■ **Task to complete**
The listing below is to be output in its exact form.

■ **Stored items from a collection**
+--

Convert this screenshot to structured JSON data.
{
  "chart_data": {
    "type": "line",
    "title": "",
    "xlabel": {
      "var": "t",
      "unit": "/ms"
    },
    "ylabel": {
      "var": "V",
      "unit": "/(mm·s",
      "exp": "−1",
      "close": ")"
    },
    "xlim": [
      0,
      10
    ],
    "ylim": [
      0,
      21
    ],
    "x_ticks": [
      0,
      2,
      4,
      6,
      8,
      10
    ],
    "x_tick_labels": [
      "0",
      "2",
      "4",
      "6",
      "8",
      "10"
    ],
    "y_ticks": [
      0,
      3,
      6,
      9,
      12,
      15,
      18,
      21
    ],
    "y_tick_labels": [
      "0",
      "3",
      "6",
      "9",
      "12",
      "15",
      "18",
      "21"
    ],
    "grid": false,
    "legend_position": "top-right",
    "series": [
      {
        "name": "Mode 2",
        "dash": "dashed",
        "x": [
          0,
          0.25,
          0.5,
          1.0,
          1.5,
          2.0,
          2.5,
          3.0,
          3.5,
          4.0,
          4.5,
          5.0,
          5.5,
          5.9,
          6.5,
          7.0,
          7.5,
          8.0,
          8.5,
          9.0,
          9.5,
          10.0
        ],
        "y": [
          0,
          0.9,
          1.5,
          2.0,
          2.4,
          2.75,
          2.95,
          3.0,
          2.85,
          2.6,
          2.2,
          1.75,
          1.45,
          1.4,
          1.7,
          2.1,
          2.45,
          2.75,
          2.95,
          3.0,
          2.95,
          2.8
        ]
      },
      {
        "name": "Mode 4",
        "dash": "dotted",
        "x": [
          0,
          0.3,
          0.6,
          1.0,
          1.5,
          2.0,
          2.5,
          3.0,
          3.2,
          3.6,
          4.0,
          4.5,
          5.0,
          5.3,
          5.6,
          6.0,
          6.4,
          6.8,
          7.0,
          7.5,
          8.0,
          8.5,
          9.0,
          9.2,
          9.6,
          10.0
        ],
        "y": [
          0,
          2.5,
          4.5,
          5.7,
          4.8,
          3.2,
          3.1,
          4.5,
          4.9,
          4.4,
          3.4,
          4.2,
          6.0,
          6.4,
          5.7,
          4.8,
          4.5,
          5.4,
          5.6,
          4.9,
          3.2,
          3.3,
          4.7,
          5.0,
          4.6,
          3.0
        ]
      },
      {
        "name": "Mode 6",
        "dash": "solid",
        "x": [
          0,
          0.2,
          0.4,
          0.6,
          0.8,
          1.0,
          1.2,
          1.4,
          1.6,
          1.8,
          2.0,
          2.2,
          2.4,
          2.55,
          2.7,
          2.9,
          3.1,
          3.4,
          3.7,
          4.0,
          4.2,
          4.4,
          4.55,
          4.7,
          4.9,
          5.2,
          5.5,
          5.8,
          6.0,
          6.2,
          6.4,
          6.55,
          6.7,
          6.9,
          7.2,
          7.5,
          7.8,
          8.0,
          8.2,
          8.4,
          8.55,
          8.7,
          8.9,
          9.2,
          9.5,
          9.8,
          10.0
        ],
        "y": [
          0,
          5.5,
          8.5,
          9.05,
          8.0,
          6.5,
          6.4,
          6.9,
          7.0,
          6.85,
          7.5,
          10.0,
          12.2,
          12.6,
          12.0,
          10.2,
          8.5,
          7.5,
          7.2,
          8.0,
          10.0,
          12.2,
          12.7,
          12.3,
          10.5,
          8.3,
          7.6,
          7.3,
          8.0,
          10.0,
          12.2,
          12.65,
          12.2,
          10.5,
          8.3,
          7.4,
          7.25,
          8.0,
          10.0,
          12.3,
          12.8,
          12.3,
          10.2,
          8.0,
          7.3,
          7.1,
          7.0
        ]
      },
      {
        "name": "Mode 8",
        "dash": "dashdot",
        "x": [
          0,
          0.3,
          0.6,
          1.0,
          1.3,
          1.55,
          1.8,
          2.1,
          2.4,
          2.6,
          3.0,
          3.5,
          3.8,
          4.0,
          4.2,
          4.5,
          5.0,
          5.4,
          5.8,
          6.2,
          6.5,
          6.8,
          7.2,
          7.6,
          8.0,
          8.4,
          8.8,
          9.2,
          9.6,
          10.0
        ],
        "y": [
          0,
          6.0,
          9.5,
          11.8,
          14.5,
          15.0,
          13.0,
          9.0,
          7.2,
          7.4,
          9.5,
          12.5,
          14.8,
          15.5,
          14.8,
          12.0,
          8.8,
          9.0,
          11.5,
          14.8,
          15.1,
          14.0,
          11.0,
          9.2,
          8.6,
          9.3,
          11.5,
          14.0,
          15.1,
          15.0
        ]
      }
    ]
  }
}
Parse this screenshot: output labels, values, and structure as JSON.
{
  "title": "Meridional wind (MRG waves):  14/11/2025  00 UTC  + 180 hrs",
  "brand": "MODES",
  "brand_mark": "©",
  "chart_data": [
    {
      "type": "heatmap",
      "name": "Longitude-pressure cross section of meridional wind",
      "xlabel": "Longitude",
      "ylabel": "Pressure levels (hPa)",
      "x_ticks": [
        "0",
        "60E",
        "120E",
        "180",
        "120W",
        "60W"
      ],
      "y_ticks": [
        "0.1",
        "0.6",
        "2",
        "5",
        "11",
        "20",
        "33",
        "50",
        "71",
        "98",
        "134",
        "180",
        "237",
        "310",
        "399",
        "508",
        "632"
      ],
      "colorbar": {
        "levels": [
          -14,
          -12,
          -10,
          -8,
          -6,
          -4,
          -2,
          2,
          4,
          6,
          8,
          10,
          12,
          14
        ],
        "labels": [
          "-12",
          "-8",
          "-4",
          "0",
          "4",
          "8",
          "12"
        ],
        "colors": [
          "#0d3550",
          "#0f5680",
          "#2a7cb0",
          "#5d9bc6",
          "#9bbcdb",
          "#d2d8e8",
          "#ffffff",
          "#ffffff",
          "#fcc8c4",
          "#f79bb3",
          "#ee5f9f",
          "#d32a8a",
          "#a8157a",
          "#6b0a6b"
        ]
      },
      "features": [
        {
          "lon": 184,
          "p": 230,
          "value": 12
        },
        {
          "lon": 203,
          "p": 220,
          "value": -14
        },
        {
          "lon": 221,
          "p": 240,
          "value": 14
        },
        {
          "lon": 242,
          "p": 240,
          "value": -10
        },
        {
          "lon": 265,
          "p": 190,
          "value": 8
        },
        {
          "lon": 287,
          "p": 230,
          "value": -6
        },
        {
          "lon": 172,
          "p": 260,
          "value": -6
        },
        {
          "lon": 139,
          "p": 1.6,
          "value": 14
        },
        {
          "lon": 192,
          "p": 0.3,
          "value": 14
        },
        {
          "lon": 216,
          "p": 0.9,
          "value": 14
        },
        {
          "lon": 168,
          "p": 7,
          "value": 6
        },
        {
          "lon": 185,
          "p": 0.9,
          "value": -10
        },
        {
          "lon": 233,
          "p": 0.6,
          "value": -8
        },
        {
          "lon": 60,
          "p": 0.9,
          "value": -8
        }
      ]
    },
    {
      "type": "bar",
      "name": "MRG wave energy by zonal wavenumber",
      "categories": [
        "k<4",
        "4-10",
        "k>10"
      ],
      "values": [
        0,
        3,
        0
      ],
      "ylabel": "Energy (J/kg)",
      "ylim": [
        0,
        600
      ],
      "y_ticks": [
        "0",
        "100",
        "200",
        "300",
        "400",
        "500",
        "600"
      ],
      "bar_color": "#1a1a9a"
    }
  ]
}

+--

■ **Answer to this problem**
Convert this screenshot to structured JSON data.
{
  "chart_data": {
    "type": "line",
    "title": "",
    "xlabel": {
      "var": "t",
      "unit": "/ms"
    },
    "ylabel": {
      "var": "V",
      "unit": "/(mm·s",
      "exp": "−1",
      "close": ")"
    },
    "xlim": [
      0,
      10
    ],
    "ylim": [
      0,
      21
    ],
    "x_ticks": [
      0,
      2,
      4,
      6,
      8,
      10
    ],
    "x_tick_labels": [
      "0",
      "2",
      "4",
      "6",
      "8",
      "10"
    ],
    "y_ticks": [
      0,
      3,
      6,
      9,
      12,
      15,
      18,
      21
    ],
    "y_tick_labels": [
      "0",
      "3",
      "6",
      "9",
      "12",
      "15",
      "18",
      "21"
    ],
    "grid": false,
    "legend_position": "top-right",
    "series": [
      {
        "name": "Mode 2",
        "dash": "dashed",
        "x": [
          0,
          0.25,
          0.5,
          1.0,
          1.5,
          2.0,
          2.5,
          3.0,
          3.5,
          4.0,
          4.5,
          5.0,
          5.5,
          5.9,
          6.5,
          7.0,
          7.5,
          8.0,
          8.5,
          9.0,
          9.5,
          10.0
        ],
        "y": [
          0,
          0.9,
          1.5,
          2.0,
          2.4,
          2.75,
          2.95,
          3.0,
          2.85,
          2.6,
          2.2,
          1.75,
          1.45,
          1.4,
          1.7,
          2.1,
          2.45,
          2.75,
          2.95,
          3.0,
          2.95,
          2.8
        ]
      },
      {
        "name": "Mode 4",
        "dash": "dotted",
        "x": [
          0,
          0.3,
          0.6,
          1.0,
          1.5,
          2.0,
          2.5,
          3.0,
          3.2,
          3.6,
          4.0,
          4.5,
          5.0,
          5.3,
          5.6,
          6.0,
          6.4,
          6.8,
          7.0,
          7.5,
          8.0,
          8.5,
          9.0,
          9.2,
          9.6,
          10.0
        ],
        "y": [
          0,
          2.5,
          4.5,
          5.7,
          4.8,
          3.2,
          3.1,
          4.5,
          4.9,
          4.4,
          3.4,
          4.2,
          6.0,
          6.4,
          5.7,
          4.8,
          4.5,
          5.4,
          5.6,
          4.9,
          3.2,
          3.3,
          4.7,
          5.0,
          4.6,
          3.0
        ]
      },
      {
        "name": "Mode 6",
        "dash": "solid",
        "x": [
          0,
          0.2,
          0.4,
          0.6,
          0.8,
          1.0,
          1.2,
          1.4,
          1.6,
          1.8,
          2.0,
          2.2,
          2.4,
          2.55,
          2.7,
          2.9,
          3.1,
          3.4,
          3.7,
          4.0,
          4.2,
          4.4,
          4.55,
          4.7,
          4.9,
          5.2,
          5.5,
          5.8,
          6.0,
          6.2,
          6.4,
          6.55,
          6.7,
          6.9,
          7.2,
          7.5,
          7.8,
          8.0,
          8.2,
          8.4,
          8.55,
          8.7,
          8.9,
          9.2,
          9.5,
          9.8,
          10.0
        ],
        "y": [
          0,
          5.5,
          8.5,
          9.05,
          8.0,
          6.5,
          6.4,
          6.9,
          7.0,
          6.85,
          7.5,
          10.0,
          12.2,
          12.6,
          12.0,
          10.2,
          8.5,
          7.5,
          7.2,
          8.0,
          10.0,
          12.2,
          12.7,
          12.3,
          10.5,
          8.3,
          7.6,
          7.3,
          8.0,
          10.0,
          12.2,
          12.65,
          12.2,
          10.5,
          8.3,
          7.4,
          7.25,
          8.0,
          10.0,
          12.3,
          12.8,
          12.3,
          10.2,
          8.0,
          7.3,
          7.1,
          7.0
        ]
      },
      {
        "name": "Mode 8",
        "dash": "dashdot",
        "x": [
          0,
          0.3,
          0.6,
          1.0,
          1.3,
          1.55,
          1.8,
          2.1,
          2.4,
          2.6,
          3.0,
          3.5,
          3.8,
          4.0,
          4.2,
          4.5,
          5.0,
          5.4,
          5.8,
          6.2,
          6.5,
          6.8,
          7.2,
          7.6,
          8.0,
          8.4,
          8.8,
          9.2,
          9.6,
          10.0
        ],
        "y": [
          0,
          6.0,
          9.5,
          11.8,
          14.5,
          15.0,
          13.0,
          9.0,
          7.2,
          7.4,
          9.5,
          12.5,
          14.8,
          15.5,
          14.8,
          12.0,
          8.8,
          9.0,
          11.5,
          14.8,
          15.1,
          14.0,
          11.0,
          9.2,
          8.6,
          9.3,
          11.5,
          14.0,
          15.1,
          15.0
        ]
      }
    ]
  }
}
Parse this screenshot: output labels, values, and structure as JSON.
{
  "title": "Meridional wind (MRG waves):  14/11/2025  00 UTC  + 180 hrs",
  "brand": "MODES",
  "brand_mark": "©",
  "chart_data": [
    {
      "type": "heatmap",
      "name": "Longitude-pressure cross section of meridional wind",
      "xlabel": "Longitude",
      "ylabel": "Pressure levels (hPa)",
      "x_ticks": [
        "0",
        "60E",
        "120E",
        "180",
        "120W",
        "60W"
      ],
      "y_ticks": [
        "0.1",
        "0.6",
        "2",
        "5",
        "11",
        "20",
        "33",
        "50",
        "71",
        "98",
        "134",
        "180",
        "237",
        "310",
        "399",
        "508",
        "632"
      ],
      "colorbar": {
        "levels": [
          -14,
          -12,
          -10,
          -8,
          -6,
          -4,
          -2,
          2,
          4,
          6,
          8,
          10,
          12,
          14
        ],
        "labels": [
          "-12",
          "-8",
          "-4",
          "0",
          "4",
          "8",
          "12"
        ],
        "colors": [
          "#0d3550",
          "#0f5680",
          "#2a7cb0",
          "#5d9bc6",
          "#9bbcdb",
          "#d2d8e8",
          "#ffffff",
          "#ffffff",
          "#fcc8c4",
          "#f79bb3",
          "#ee5f9f",
          "#d32a8a",
          "#a8157a",
          "#6b0a6b"
        ]
      },
      "features": [
        {
          "lon": 184,
          "p": 230,
          "value": 12
        },
        {
          "lon": 203,
          "p": 220,
          "value": -14
        },
        {
          "lon": 221,
          "p": 240,
          "value": 14
        },
        {
          "lon": 242,
          "p": 240,
          "value": -10
        },
        {
          "lon": 265,
          "p": 190,
          "value": 8
        },
        {
          "lon": 287,
          "p": 230,
          "value": -6
        },
        {
          "lon": 172,
          "p": 260,
          "value": -6
        },
        {
          "lon": 139,
          "p": 1.6,
          "value": 14
        },
        {
          "lon": 192,
          "p": 0.3,
          "value": 14
        },
        {
          "lon": 216,
          "p": 0.9,
          "value": 14
        },
        {
          "lon": 168,
          "p": 7,
          "value": 6
        },
        {
          "lon": 185,
          "p": 0.9,
          "value": -10
        },
        {
          "lon": 233,
          "p": 0.6,
          "value": -8
        },
        {
          "lon": 60,
          "p": 0.9,
          "value": -8
        }
      ]
    },
    {
      "type": "bar",
      "name": "MRG wave energy by zonal wavenumber",
      "categories": [
        "k<4",
        "4-10",
        "k>10"
      ],
      "values": [
        0,
        3,
        0
      ],
      "ylabel": "Energy (J/kg)",
      "ylim": [
        0,
        600
      ],
      "y_ticks": [
        "0",
        "100",
        "200",
        "300",
        "400",
        "500",
        "600"
      ],
      "bar_color": "#1a1a9a"
    }
  ]
}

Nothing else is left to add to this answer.